Task requirements: Give every entry again, word for word and in full.

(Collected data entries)
* * * * *

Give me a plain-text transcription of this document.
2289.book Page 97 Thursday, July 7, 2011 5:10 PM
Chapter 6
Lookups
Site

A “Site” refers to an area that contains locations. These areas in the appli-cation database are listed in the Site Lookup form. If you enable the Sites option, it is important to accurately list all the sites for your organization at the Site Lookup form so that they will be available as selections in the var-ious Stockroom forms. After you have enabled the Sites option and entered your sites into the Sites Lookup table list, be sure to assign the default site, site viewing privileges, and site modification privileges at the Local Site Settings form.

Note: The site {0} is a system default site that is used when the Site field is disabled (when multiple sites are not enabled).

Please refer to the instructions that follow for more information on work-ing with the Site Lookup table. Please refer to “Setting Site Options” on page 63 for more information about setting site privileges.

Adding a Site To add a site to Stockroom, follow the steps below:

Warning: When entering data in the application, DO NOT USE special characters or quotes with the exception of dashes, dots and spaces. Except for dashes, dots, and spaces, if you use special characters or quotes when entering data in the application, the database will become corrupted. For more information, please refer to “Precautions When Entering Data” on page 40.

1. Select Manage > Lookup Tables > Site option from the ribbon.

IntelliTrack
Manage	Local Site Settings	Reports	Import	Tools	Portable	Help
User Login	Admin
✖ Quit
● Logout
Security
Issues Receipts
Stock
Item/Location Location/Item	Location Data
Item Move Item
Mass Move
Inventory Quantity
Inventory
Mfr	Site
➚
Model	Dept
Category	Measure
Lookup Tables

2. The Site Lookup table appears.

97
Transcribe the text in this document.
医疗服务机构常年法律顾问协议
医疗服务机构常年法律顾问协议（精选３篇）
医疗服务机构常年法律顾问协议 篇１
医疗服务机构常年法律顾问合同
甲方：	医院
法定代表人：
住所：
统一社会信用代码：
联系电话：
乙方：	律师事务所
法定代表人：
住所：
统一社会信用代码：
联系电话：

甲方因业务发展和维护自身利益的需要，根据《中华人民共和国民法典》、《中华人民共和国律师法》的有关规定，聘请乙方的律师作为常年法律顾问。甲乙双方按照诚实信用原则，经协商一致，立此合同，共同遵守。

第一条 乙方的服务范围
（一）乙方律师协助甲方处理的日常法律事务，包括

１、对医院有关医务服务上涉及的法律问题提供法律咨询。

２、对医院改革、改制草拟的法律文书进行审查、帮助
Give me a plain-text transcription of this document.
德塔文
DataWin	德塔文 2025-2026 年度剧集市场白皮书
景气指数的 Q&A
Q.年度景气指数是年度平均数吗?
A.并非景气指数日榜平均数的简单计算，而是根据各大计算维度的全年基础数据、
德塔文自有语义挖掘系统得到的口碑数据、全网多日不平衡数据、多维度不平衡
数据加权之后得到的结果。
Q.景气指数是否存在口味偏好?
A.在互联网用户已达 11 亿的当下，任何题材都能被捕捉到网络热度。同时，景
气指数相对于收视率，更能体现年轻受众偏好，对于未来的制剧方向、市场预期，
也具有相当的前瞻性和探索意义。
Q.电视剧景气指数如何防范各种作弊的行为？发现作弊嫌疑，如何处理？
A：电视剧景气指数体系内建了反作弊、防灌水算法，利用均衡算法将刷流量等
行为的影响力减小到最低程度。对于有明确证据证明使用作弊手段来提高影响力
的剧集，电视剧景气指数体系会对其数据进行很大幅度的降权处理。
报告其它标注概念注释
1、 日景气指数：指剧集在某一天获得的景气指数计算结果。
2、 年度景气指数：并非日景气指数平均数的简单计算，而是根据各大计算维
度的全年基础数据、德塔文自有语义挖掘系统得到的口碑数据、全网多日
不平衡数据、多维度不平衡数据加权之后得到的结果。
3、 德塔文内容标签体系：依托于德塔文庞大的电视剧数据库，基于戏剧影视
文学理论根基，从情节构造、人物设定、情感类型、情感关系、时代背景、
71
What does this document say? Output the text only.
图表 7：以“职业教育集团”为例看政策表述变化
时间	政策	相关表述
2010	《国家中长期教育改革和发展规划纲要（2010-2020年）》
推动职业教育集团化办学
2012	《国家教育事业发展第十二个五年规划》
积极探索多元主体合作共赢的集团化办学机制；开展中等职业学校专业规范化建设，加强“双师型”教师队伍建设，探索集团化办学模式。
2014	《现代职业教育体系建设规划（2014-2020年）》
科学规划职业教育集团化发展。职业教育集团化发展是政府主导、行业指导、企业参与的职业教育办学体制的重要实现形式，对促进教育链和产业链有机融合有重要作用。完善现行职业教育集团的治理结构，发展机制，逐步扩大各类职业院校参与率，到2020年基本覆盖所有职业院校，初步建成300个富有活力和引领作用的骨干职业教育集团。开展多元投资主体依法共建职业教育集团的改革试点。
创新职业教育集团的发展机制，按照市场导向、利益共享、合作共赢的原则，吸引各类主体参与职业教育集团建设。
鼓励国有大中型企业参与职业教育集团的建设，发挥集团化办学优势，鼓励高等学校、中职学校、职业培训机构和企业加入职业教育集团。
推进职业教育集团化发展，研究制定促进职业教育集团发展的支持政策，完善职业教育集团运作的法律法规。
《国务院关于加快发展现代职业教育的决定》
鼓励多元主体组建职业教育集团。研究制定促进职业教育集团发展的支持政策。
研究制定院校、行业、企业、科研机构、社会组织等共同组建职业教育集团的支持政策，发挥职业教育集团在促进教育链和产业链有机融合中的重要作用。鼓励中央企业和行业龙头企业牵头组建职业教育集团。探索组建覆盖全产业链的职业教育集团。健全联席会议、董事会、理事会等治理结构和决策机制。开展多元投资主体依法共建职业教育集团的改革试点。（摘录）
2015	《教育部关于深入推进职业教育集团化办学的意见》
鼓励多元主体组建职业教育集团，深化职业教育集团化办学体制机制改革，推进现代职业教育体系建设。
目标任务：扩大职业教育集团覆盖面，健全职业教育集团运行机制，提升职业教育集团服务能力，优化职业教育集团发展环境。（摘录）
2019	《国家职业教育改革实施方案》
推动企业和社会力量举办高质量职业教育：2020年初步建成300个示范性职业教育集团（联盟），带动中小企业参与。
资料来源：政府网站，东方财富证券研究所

* * * * *

Answer for the task:
Give me a plain-text transcription of this document.
2289.book Page 97 Thursday, July 7, 2011 5:10 PM
Chapter 6
Lookups
Site

A “Site” refers to an area that contains locations. These areas in the appli-cation database are listed in the Site Lookup form. If you enable the Sites option, it is important to accurately list all the sites for your organization at the Site Lookup form so that they will be available as selections in the var-ious Stockroom forms. After you have enabled the Sites option and entered your sites into the Sites Lookup table list, be sure to assign the default site, site viewing privileges, and site modification privileges at the Local Site Settings form.

Note: The site {0} is a system default site that is used when the Site field is disabled (when multiple sites are not enabled).

Please refer to the instructions that follow for more information on work-ing with the Site Lookup table. Please refer to “Setting Site Options” on page 63 for more information about setting site privileges.

Adding a Site To add a site to Stockroom, follow the steps below:

Warning: When entering data in the application, DO NOT USE special characters or quotes with the exception of dashes, dots and spaces. Except for dashes, dots, and spaces, if you use special characters or quotes when entering data in the application, the database will become corrupted. For more information, please refer to “Precautions When Entering Data” on page 40.

1. Select Manage > Lookup Tables > Site option from the ribbon.

IntelliTrack
Manage	Local Site Settings	Reports	Import	Tools	Portable	Help
User Login	Admin
✖ Quit
● Logout
Security
Issues Receipts
Stock
Item/Location Location/Item	Location Data
Item Move Item
Mass Move
Inventory Quantity
Inventory
Mfr	Site
➚
Model	Dept
Category	Measure
Lookup Tables

2. The Site Lookup table appears.

97
Transcribe the text in this document.
医疗服务机构常年法律顾问协议
医疗服务机构常年法律顾问协议（精选３篇）
医疗服务机构常年法律顾问协议 篇１
医疗服务机构常年法律顾问合同
甲方：	医院
法定代表人：
住所：
统一社会信用代码：
联系电话：
乙方：	律师事务所
法定代表人：
住所：
统一社会信用代码：
联系电话：

甲方因业务发展和维护自身利益的需要，根据《中华人民共和国民法典》、《中华人民共和国律师法》的有关规定，聘请乙方的律师作为常年法律顾问。甲乙双方按照诚实信用原则，经协商一致，立此合同，共同遵守。

第一条 乙方的服务范围
（一）乙方律师协助甲方处理的日常法律事务，包括

１、对医院有关医务服务上涉及的法律问题提供法律咨询。

２、对医院改革、改制草拟的法律文书进行审查、帮助
Give me a plain-text transcription of this document.
德塔文
DataWin	德塔文 2025-2026 年度剧集市场白皮书
景气指数的 Q&A
Q.年度景气指数是年度平均数吗?
A.并非景气指数日榜平均数的简单计算，而是根据各大计算维度的全年基础数据、
德塔文自有语义挖掘系统得到的口碑数据、全网多日不平衡数据、多维度不平衡
数据加权之后得到的结果。
Q.景气指数是否存在口味偏好?
A.在互联网用户已达 11 亿的当下，任何题材都能被捕捉到网络热度。同时，景
气指数相对于收视率，更能体现年轻受众偏好，对于未来的制剧方向、市场预期，
也具有相当的前瞻性和探索意义。
Q.电视剧景气指数如何防范各种作弊的行为？发现作弊嫌疑，如何处理？
A：电视剧景气指数体系内建了反作弊、防灌水算法，利用均衡算法将刷流量等
行为的影响力减小到最低程度。对于有明确证据证明使用作弊手段来提高影响力
的剧集，电视剧景气指数体系会对其数据进行很大幅度的降权处理。
报告其它标注概念注释
1、 日景气指数：指剧集在某一天获得的景气指数计算结果。
2、 年度景气指数：并非日景气指数平均数的简单计算，而是根据各大计算维
度的全年基础数据、德塔文自有语义挖掘系统得到的口碑数据、全网多日
不平衡数据、多维度不平衡数据加权之后得到的结果。
3、 德塔文内容标签体系：依托于德塔文庞大的电视剧数据库，基于戏剧影视
文学理论根基，从情节构造、人物设定、情感类型、情感关系、时代背景、
71
What does this document say? Output the text only.
图表 7：以“职业教育集团”为例看政策表述变化
时间	政策	相关表述
2010	《国家中长期教育改革和发展规划纲要（2010-2020年）》
推动职业教育集团化办学
2012	《国家教育事业发展第十二个五年规划》
积极探索多元主体合作共赢的集团化办学机制；开展中等职业学校专业规范化建设，加强“双师型”教师队伍建设，探索集团化办学模式。
2014	《现代职业教育体系建设规划（2014-2020年）》
科学规划职业教育集团化发展。职业教育集团化发展是政府主导、行业指导、企业参与的职业教育办学体制的重要实现形式，对促进教育链和产业链有机融合有重要作用。完善现行职业教育集团的治理结构，发展机制，逐步扩大各类职业院校参与率，到2020年基本覆盖所有职业院校，初步建成300个富有活力和引领作用的骨干职业教育集团。开展多元投资主体依法共建职业教育集团的改革试点。
创新职业教育集团的发展机制，按照市场导向、利益共享、合作共赢的原则，吸引各类主体参与职业教育集团建设。
鼓励国有大中型企业参与职业教育集团的建设，发挥集团化办学优势，鼓励高等学校、中职学校、职业培训机构和企业加入职业教育集团。
推进职业教育集团化发展，研究制定促进职业教育集团发展的支持政策，完善职业教育集团运作的法律法规。
《国务院关于加快发展现代职业教育的决定》
鼓励多元主体组建职业教育集团。研究制定促进职业教育集团发展的支持政策。
研究制定院校、行业、企业、科研机构、社会组织等共同组建职业教育集团的支持政策，发挥职业教育集团在促进教育链和产业链有机融合中的重要作用。鼓励中央企业和行业龙头企业牵头组建职业教育集团。探索组建覆盖全产业链的职业教育集团。健全联席会议、董事会、理事会等治理结构和决策机制。开展多元投资主体依法共建职业教育集团的改革试点。（摘录）
2015	《教育部关于深入推进职业教育集团化办学的意见》
鼓励多元主体组建职业教育集团，深化职业教育集团化办学体制机制改革，推进现代职业教育体系建设。
目标任务：扩大职业教育集团覆盖面，健全职业教育集团运行机制，提升职业教育集团服务能力，优化职业教育集团发展环境。（摘录）
2019	《国家职业教育改革实施方案》
推动企业和社会力量举办高质量职业教育：2020年初步建成300个示范性职业教育集团（联盟），带动中小企业参与。
资料来源：政府网站，东方财富证券研究所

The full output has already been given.